> [Provided data]:
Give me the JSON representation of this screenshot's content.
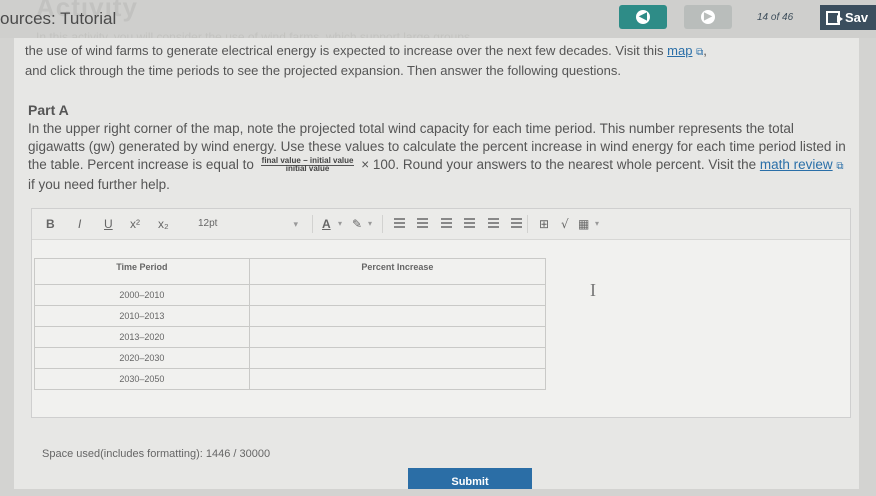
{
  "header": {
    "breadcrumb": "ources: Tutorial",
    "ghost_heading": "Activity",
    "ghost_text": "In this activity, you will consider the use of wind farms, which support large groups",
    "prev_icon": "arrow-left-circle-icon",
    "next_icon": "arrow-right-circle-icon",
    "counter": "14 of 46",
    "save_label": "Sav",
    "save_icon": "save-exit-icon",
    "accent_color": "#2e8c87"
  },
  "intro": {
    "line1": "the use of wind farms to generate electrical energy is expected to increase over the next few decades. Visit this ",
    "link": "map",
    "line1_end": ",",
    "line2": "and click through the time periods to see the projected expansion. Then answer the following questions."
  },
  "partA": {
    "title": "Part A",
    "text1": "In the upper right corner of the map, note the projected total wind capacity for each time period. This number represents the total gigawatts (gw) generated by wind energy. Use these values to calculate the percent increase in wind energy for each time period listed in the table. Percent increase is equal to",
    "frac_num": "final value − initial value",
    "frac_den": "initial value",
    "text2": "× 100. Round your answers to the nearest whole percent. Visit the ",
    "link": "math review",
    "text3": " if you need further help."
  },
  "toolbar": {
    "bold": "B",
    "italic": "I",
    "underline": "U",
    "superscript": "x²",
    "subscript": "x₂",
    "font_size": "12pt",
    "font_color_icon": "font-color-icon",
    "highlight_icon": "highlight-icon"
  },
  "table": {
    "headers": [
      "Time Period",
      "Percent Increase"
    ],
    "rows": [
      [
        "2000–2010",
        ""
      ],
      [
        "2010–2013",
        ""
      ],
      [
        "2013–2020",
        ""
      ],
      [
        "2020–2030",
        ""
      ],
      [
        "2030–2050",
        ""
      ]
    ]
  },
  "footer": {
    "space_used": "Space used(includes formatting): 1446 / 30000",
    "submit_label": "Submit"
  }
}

---

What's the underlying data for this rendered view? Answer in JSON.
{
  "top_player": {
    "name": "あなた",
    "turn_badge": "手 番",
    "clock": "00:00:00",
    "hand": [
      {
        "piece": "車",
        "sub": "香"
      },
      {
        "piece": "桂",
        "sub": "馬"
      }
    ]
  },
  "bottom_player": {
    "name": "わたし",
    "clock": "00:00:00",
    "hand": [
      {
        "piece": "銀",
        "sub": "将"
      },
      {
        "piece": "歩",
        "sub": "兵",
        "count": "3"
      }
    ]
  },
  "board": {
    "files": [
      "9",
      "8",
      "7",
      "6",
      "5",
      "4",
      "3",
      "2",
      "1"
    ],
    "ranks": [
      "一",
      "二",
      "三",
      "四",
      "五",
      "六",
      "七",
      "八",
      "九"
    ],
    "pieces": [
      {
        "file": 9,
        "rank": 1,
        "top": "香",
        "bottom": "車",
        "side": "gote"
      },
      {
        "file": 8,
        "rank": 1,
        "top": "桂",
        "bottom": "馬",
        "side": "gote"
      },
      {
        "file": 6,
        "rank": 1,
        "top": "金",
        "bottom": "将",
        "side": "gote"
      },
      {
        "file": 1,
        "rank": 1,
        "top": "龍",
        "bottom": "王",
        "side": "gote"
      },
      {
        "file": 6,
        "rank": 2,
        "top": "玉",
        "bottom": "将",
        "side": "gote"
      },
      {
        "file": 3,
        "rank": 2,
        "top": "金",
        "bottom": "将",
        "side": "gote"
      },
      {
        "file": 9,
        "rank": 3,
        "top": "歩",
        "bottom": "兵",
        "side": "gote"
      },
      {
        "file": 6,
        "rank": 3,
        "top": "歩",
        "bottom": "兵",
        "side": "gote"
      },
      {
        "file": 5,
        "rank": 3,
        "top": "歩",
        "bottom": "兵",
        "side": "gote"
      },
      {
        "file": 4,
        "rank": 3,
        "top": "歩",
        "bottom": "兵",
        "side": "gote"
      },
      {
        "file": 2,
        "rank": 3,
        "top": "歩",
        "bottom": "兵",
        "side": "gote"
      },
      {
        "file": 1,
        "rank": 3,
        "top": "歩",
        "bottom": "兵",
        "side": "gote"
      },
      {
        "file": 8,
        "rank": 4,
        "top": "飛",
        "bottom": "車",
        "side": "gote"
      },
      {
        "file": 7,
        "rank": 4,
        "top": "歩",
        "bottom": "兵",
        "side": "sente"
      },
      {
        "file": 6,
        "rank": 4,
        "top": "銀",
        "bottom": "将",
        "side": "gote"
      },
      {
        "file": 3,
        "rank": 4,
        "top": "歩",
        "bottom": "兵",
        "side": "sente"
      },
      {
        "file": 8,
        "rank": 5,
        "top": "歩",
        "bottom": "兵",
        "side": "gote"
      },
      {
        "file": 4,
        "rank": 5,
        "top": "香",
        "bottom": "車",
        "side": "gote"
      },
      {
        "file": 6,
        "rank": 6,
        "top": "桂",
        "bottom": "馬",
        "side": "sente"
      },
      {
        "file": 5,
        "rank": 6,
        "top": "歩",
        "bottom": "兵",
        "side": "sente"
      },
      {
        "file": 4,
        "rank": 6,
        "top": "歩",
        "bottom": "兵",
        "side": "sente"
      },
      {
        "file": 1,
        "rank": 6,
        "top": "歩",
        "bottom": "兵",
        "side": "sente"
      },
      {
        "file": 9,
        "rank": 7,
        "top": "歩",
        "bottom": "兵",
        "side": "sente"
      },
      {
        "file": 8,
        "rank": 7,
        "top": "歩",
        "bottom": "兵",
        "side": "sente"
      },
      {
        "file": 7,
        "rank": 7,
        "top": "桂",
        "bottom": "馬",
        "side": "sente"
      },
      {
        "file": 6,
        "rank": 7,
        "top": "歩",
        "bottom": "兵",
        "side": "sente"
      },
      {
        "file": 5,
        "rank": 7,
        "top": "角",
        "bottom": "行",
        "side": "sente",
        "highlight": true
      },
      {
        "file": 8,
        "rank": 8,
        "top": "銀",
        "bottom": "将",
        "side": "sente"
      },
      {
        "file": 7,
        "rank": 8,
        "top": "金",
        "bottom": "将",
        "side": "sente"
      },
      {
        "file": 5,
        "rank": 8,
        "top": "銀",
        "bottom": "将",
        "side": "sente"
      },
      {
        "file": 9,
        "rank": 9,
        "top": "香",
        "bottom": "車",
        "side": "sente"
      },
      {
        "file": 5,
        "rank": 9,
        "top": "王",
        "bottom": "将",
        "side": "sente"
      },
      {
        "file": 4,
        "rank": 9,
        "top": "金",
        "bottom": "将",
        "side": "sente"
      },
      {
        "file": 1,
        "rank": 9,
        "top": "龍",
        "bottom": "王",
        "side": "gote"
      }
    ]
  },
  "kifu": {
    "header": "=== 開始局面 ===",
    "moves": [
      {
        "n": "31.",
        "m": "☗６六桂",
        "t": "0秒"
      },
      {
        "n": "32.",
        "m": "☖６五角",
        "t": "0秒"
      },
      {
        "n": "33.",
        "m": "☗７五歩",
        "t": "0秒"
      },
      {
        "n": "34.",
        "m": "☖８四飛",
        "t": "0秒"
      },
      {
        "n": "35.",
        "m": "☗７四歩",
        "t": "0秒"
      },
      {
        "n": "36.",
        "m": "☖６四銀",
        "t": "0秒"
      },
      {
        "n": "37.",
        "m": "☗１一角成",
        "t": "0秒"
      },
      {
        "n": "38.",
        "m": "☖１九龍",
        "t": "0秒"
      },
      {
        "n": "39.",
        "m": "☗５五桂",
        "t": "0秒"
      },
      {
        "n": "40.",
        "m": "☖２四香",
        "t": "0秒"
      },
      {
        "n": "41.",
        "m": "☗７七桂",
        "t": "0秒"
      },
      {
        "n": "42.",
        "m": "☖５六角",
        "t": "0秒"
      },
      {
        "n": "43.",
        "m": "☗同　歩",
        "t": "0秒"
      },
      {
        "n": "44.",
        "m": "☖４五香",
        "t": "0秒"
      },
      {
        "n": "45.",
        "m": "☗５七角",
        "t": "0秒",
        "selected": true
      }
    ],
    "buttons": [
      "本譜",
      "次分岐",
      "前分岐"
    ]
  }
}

> [Stated exercise]:
Locate all lines holding the word "arrow", then copy them out.

> [Answer in full]:
    "prev_icon": "arrow-left-circle-icon",
    "next_icon": "arrow-right-circle-icon",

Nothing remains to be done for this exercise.